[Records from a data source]
····················
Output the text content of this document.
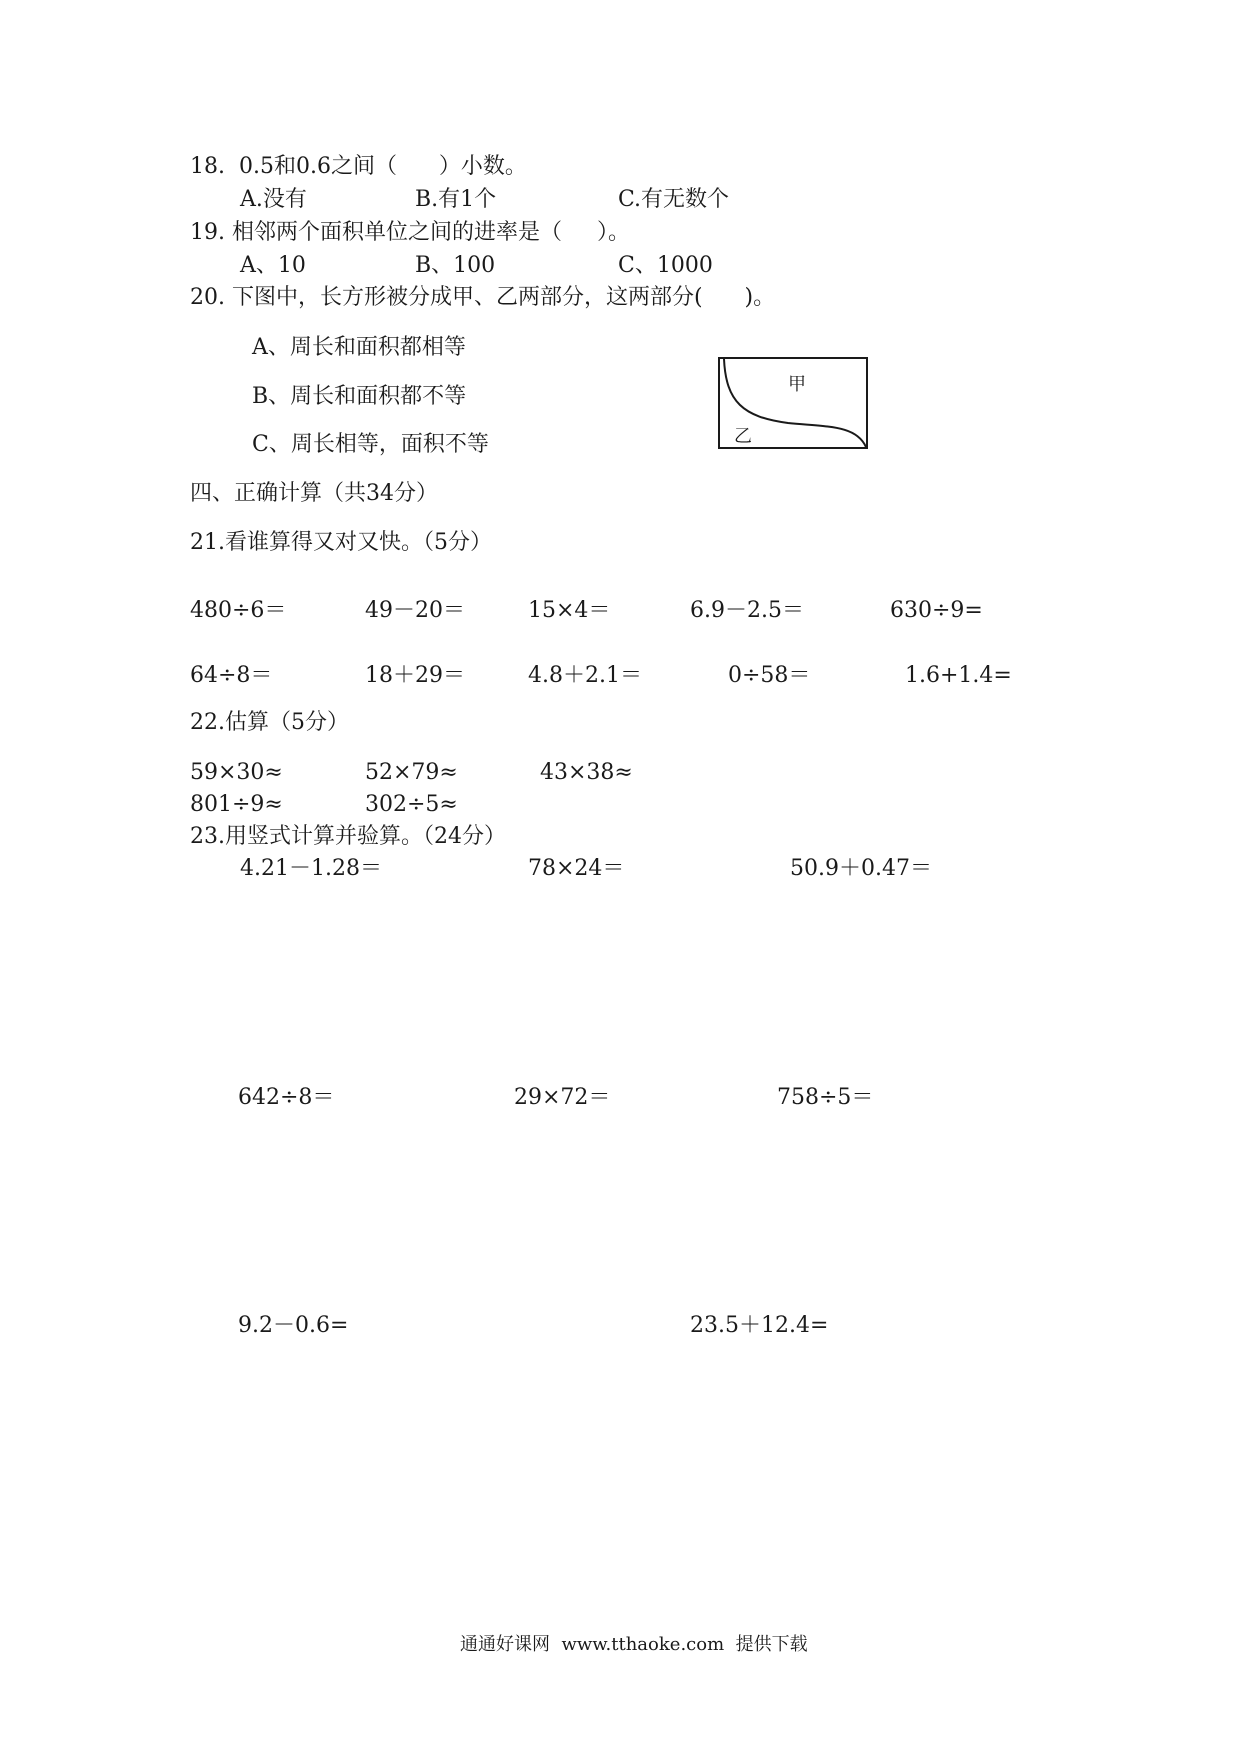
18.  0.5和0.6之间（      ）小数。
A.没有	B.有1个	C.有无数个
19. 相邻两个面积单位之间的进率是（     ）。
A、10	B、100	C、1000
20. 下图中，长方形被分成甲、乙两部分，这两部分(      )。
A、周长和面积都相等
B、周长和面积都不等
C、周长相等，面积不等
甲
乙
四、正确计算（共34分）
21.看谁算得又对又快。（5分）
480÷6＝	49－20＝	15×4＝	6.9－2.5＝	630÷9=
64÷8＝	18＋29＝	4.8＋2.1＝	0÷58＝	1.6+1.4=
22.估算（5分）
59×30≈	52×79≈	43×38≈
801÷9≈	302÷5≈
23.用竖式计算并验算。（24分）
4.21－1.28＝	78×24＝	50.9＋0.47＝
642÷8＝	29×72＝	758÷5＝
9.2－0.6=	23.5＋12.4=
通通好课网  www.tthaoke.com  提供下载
····················
• _Objective_
Any pictures should be dropped; transcribe the rest of the records above exactly.

• _Solution to this task_
Output the text content of this document.
18.  0.5和0.6之间（      ）小数。
A.没有	B.有1个	C.有无数个
19. 相邻两个面积单位之间的进率是（     ）。
A、10	B、100	C、1000
20. 下图中，长方形被分成甲、乙两部分，这两部分(      )。
A、周长和面积都相等
B、周长和面积都不等
C、周长相等，面积不等
甲
乙
四、正确计算（共34分）
21.看谁算得又对又快。（5分）
480÷6＝	49－20＝	15×4＝	6.9－2.5＝	630÷9=
64÷8＝	18＋29＝	4.8＋2.1＝	0÷58＝	1.6+1.4=
22.估算（5分）
59×30≈	52×79≈	43×38≈
801÷9≈	302÷5≈
23.用竖式计算并验算。（24分）
4.21－1.28＝	78×24＝	50.9＋0.47＝
642÷8＝	29×72＝	758÷5＝
9.2－0.6=	23.5＋12.4=
通通好课网  www.tthaoke.com  提供下载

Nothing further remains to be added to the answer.